**WORK TO BE COMPLETED:**
What lines of the data include the string "name"? Copy them all.

**RECORDED DATA:**
★ ★ ★ ★

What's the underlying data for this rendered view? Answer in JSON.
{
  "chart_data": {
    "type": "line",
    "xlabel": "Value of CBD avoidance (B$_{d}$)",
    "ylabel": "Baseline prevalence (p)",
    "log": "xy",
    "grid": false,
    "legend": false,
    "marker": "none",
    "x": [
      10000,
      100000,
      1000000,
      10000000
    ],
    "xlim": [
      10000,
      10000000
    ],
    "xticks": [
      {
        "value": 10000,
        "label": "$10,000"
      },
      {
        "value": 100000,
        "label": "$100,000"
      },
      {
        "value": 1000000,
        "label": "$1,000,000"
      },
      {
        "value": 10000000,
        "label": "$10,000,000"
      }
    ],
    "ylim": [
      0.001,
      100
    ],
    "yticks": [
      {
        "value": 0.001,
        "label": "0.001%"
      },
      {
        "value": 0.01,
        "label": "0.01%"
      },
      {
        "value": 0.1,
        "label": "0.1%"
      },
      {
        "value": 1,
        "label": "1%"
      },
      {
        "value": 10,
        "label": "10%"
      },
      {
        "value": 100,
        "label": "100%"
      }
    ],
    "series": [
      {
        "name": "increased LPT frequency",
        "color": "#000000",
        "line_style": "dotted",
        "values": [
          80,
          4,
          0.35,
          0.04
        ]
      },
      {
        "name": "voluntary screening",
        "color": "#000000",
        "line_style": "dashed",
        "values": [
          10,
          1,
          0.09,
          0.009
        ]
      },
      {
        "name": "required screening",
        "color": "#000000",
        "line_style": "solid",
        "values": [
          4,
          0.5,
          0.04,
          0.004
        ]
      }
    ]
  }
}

★ ★ ★ ★

**FINISHED TASK:**
        "name": "increased LPT frequency",
        "name": "voluntary screening",
        "name": "required screening",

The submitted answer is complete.